═══ Listing
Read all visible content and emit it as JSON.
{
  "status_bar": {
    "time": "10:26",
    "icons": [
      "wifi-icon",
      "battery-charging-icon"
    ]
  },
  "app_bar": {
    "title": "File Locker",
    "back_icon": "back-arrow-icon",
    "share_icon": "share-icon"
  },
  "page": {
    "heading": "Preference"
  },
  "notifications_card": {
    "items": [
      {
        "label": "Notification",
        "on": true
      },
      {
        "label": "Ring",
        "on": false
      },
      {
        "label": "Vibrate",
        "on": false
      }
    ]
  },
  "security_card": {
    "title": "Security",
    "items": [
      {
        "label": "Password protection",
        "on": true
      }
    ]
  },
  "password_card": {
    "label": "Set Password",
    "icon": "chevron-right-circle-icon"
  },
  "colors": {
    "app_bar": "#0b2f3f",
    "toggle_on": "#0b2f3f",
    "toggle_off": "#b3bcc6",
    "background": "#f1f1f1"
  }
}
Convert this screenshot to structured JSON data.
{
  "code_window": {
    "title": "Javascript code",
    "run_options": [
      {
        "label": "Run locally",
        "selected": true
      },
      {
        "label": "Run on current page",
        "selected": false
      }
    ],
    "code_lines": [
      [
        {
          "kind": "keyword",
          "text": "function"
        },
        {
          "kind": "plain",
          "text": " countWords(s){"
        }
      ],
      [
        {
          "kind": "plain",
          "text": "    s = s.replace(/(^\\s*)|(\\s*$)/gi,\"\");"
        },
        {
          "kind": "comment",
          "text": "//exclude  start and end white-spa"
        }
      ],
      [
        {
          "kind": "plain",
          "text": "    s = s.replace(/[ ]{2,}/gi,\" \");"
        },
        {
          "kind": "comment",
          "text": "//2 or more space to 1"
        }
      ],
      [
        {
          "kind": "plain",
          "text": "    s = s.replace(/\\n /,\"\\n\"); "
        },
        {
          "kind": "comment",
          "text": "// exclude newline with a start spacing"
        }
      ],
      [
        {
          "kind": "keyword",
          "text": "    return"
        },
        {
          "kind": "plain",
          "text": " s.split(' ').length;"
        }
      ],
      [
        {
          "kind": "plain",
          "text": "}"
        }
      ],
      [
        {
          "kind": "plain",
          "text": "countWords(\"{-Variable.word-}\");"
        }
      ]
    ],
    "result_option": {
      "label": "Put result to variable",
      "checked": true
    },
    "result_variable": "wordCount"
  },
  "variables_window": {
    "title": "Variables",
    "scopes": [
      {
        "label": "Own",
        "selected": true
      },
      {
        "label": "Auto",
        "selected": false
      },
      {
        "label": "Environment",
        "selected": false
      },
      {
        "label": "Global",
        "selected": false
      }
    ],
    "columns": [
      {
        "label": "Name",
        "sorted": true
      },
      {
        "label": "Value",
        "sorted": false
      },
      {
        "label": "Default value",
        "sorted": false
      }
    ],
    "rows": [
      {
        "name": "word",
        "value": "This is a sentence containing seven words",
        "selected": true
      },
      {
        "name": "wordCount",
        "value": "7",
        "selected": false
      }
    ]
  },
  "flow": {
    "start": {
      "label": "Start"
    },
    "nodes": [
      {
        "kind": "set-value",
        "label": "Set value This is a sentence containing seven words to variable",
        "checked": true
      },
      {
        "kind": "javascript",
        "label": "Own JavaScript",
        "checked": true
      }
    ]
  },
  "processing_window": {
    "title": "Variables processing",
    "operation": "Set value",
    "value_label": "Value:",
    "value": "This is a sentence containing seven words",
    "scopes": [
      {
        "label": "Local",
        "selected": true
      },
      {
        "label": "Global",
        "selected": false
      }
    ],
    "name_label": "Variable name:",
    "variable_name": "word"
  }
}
══════
Given instruction
Output every record above exactly as it appears.

Answer to this problem
Read all visible content and emit it as JSON.
{
  "status_bar": {
    "time": "10:26",
    "icons": [
      "wifi-icon",
      "battery-charging-icon"
    ]
  },
  "app_bar": {
    "title": "File Locker",
    "back_icon": "back-arrow-icon",
    "share_icon": "share-icon"
  },
  "page": {
    "heading": "Preference"
  },
  "notifications_card": {
    "items": [
      {
        "label": "Notification",
        "on": true
      },
      {
        "label": "Ring",
        "on": false
      },
      {
        "label": "Vibrate",
        "on": false
      }
    ]
  },
  "security_card": {
    "title": "Security",
    "items": [
      {
        "label": "Password protection",
        "on": true
      }
    ]
  },
  "password_card": {
    "label": "Set Password",
    "icon": "chevron-right-circle-icon"
  },
  "colors": {
    "app_bar": "#0b2f3f",
    "toggle_on": "#0b2f3f",
    "toggle_off": "#b3bcc6",
    "background": "#f1f1f1"
  }
}
Convert this screenshot to structured JSON data.
{
  "code_window": {
    "title": "Javascript code",
    "run_options": [
      {
        "label": "Run locally",
        "selected": true
      },
      {
        "label": "Run on current page",
        "selected": false
      }
    ],
    "code_lines": [
      [
        {
          "kind": "keyword",
          "text": "function"
        },
        {
          "kind": "plain",
          "text": " countWords(s){"
        }
      ],
      [
        {
          "kind": "plain",
          "text": "    s = s.replace(/(^\\s*)|(\\s*$)/gi,\"\");"
        },
        {
          "kind": "comment",
          "text": "//exclude  start and end white-spa"
        }
      ],
      [
        {
          "kind": "plain",
          "text": "    s = s.replace(/[ ]{2,}/gi,\" \");"
        },
        {
          "kind": "comment",
          "text": "//2 or more space to 1"
        }
      ],
      [
        {
          "kind": "plain",
          "text": "    s = s.replace(/\\n /,\"\\n\"); "
        },
        {
          "kind": "comment",
          "text": "// exclude newline with a start spacing"
        }
      ],
      [
        {
          "kind": "keyword",
          "text": "    return"
        },
        {
          "kind": "plain",
          "text": " s.split(' ').length;"
        }
      ],
      [
        {
          "kind": "plain",
          "text": "}"
        }
      ],
      [
        {
          "kind": "plain",
          "text": "countWords(\"{-Variable.word-}\");"
        }
      ]
    ],
    "result_option": {
      "label": "Put result to variable",
      "checked": true
    },
    "result_variable": "wordCount"
  },
  "variables_window": {
    "title": "Variables",
    "scopes": [
      {
        "label": "Own",
        "selected": true
      },
      {
        "label": "Auto",
        "selected": false
      },
      {
        "label": "Environment",
        "selected": false
      },
      {
        "label": "Global",
        "selected": false
      }
    ],
    "columns": [
      {
        "label": "Name",
        "sorted": true
      },
      {
        "label": "Value",
        "sorted": false
      },
      {
        "label": "Default value",
        "sorted": false
      }
    ],
    "rows": [
      {
        "name": "word",
        "value": "This is a sentence containing seven words",
        "selected": true
      },
      {
        "name": "wordCount",
        "value": "7",
        "selected": false
      }
    ]
  },
  "flow": {
    "start": {
      "label": "Start"
    },
    "nodes": [
      {
        "kind": "set-value",
        "label": "Set value This is a sentence containing seven words to variable",
        "checked": true
      },
      {
        "kind": "javascript",
        "label": "Own JavaScript",
        "checked": true
      }
    ]
  },
  "processing_window": {
    "title": "Variables processing",
    "operation": "Set value",
    "value_label": "Value:",
    "value": "This is a sentence containing seven words",
    "scopes": [
      {
        "label": "Local",
        "selected": true
      },
      {
        "label": "Global",
        "selected": false
      }
    ],
    "name_label": "Variable name:",
    "variable_name": "word"
  }
}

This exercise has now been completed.